Extract every line that includes the string "ยงใหม".

======== Data ========

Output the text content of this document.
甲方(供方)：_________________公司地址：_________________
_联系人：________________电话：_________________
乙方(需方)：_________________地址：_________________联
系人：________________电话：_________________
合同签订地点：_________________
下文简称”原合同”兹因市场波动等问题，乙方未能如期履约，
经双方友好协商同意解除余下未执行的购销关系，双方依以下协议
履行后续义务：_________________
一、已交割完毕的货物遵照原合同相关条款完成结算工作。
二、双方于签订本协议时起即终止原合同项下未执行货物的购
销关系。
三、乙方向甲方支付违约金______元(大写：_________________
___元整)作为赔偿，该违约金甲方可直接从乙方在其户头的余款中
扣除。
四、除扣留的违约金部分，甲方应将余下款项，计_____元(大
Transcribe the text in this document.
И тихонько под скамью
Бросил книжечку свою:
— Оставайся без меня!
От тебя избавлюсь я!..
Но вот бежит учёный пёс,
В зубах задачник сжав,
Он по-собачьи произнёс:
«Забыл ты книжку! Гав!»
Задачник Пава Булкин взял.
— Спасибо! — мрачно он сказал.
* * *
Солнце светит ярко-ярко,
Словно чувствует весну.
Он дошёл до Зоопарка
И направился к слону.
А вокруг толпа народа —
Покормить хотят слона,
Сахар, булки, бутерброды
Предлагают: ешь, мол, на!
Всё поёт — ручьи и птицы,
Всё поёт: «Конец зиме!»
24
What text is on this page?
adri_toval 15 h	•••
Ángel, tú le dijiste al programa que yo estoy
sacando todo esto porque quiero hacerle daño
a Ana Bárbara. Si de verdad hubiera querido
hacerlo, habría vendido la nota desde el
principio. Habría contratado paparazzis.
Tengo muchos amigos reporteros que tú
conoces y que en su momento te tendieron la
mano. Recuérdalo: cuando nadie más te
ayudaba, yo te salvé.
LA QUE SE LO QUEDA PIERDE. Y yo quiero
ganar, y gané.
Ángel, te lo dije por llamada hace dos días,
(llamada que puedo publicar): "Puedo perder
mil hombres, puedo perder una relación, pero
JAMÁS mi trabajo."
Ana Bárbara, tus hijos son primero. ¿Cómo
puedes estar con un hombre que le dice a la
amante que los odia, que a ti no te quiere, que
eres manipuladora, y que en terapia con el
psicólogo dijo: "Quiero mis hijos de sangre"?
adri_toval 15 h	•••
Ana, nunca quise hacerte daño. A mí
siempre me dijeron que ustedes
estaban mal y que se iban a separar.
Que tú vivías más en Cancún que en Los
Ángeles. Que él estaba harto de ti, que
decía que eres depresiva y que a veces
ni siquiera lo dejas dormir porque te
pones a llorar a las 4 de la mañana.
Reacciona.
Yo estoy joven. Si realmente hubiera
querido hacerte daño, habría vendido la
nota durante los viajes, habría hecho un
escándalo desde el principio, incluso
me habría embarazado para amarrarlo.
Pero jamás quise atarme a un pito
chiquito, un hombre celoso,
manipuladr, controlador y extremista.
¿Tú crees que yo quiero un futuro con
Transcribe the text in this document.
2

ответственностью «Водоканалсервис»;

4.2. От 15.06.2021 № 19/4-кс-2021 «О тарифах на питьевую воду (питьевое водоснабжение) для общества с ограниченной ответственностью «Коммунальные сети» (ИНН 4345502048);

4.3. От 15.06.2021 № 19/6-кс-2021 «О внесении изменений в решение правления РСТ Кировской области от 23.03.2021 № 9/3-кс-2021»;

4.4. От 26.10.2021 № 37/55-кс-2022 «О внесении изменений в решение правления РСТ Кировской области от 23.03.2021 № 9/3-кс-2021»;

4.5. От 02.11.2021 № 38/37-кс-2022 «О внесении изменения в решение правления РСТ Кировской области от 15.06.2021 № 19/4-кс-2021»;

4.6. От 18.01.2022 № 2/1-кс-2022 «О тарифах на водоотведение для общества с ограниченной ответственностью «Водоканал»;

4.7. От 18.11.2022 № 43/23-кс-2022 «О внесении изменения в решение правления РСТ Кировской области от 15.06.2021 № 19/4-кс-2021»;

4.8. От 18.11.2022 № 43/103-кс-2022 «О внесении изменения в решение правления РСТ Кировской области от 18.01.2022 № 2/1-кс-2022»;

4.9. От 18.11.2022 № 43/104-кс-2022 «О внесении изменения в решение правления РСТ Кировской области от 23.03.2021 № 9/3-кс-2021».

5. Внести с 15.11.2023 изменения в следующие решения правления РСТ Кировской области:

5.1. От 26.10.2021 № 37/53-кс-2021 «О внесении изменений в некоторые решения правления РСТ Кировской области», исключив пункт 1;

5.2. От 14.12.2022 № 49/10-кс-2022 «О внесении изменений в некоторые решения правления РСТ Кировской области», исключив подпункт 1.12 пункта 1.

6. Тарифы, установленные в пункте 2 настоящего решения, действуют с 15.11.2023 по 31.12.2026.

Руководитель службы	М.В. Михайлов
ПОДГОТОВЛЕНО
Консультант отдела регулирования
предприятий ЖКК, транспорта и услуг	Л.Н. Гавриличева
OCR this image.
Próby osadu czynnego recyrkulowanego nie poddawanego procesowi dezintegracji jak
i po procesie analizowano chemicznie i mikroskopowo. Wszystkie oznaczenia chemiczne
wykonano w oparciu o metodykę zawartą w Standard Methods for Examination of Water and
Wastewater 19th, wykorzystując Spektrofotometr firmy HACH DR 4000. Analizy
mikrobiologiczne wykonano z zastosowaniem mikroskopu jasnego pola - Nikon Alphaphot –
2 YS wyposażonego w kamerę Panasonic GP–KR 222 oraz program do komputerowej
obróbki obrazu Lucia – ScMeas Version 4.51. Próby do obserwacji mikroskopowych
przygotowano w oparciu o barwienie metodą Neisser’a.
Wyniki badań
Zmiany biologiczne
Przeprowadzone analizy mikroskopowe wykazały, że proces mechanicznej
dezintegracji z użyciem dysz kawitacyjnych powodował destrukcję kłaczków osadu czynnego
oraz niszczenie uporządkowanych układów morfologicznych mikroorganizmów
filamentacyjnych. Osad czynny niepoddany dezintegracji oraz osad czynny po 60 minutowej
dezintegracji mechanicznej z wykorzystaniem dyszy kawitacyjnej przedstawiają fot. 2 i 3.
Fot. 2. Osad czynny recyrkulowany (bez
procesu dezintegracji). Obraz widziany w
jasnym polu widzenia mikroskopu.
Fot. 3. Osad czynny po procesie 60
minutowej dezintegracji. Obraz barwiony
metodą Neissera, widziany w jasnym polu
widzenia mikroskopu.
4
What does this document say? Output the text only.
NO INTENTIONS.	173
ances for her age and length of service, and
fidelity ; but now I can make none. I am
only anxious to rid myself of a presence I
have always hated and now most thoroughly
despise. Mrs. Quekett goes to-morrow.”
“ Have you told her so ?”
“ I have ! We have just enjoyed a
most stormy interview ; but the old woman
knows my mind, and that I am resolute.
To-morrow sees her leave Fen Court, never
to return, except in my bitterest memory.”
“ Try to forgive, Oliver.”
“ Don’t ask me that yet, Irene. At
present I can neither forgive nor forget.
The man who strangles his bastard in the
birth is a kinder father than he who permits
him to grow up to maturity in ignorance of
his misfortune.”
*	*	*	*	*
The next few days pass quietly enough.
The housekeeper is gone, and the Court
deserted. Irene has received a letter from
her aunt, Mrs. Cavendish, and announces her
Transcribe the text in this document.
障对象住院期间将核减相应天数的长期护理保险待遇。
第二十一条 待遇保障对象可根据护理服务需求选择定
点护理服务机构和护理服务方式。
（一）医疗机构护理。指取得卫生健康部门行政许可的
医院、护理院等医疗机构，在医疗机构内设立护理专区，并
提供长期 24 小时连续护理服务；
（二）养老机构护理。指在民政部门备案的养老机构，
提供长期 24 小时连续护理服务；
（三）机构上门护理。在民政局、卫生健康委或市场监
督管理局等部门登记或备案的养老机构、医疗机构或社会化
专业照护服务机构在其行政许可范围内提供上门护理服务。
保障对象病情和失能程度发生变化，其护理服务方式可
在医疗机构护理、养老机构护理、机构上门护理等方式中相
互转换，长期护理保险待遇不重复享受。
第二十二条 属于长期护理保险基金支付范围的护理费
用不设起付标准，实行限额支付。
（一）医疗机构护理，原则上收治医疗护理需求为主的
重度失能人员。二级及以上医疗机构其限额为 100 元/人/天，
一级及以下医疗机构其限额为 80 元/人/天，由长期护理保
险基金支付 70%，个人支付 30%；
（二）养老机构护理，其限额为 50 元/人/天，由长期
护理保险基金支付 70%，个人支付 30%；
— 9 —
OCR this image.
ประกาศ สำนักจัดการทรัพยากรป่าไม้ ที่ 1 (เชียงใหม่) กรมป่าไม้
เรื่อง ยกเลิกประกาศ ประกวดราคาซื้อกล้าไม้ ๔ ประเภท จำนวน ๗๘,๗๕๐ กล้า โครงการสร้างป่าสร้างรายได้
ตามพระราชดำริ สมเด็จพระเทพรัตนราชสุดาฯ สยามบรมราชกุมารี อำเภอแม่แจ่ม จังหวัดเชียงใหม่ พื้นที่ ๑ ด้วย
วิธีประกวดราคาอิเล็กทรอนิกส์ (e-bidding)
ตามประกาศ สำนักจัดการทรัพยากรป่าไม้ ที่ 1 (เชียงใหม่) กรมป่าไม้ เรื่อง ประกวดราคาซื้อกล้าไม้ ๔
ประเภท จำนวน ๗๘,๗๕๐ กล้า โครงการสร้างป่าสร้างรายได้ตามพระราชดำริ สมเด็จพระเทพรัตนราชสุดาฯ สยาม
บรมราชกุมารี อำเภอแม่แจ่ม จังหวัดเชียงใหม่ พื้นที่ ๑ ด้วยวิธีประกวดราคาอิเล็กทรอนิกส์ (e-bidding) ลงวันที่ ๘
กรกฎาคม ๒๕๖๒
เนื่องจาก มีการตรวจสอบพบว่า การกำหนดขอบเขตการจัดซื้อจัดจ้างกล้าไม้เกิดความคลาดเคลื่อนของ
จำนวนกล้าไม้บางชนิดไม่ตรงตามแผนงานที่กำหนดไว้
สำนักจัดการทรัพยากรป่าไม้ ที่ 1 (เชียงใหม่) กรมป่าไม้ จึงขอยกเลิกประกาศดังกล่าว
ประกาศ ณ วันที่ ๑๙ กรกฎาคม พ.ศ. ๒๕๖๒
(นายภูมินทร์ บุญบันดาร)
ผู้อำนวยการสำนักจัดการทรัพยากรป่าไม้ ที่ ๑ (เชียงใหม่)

========

→ The output:
ประกาศ สำนักจัดการทรัพยากรป่าไม้ ที่ 1 (เชียงใหม่) กรมป่าไม้
ตามพระราชดำริ สมเด็จพระเทพรัตนราชสุดาฯ สยามบรมราชกุมารี อำเภอแม่แจ่ม จังหวัดเชียงใหม่ พื้นที่ ๑ ด้วย
ตามประกาศ สำนักจัดการทรัพยากรป่าไม้ ที่ 1 (เชียงใหม่) กรมป่าไม้ เรื่อง ประกวดราคาซื้อกล้าไม้ ๔
บรมราชกุมารี อำเภอแม่แจ่ม จังหวัดเชียงใหม่ พื้นที่ ๑ ด้วยวิธีประกวดราคาอิเล็กทรอนิกส์ (e-bidding) ลงวันที่ ๘
สำนักจัดการทรัพยากรป่าไม้ ที่ 1 (เชียงใหม่) กรมป่าไม้ จึงขอยกเลิกประกาศดังกล่าว
ผู้อำนวยการสำนักจัดการทรัพยากรป่าไม้ ที่ ๑ (เชียงใหม่)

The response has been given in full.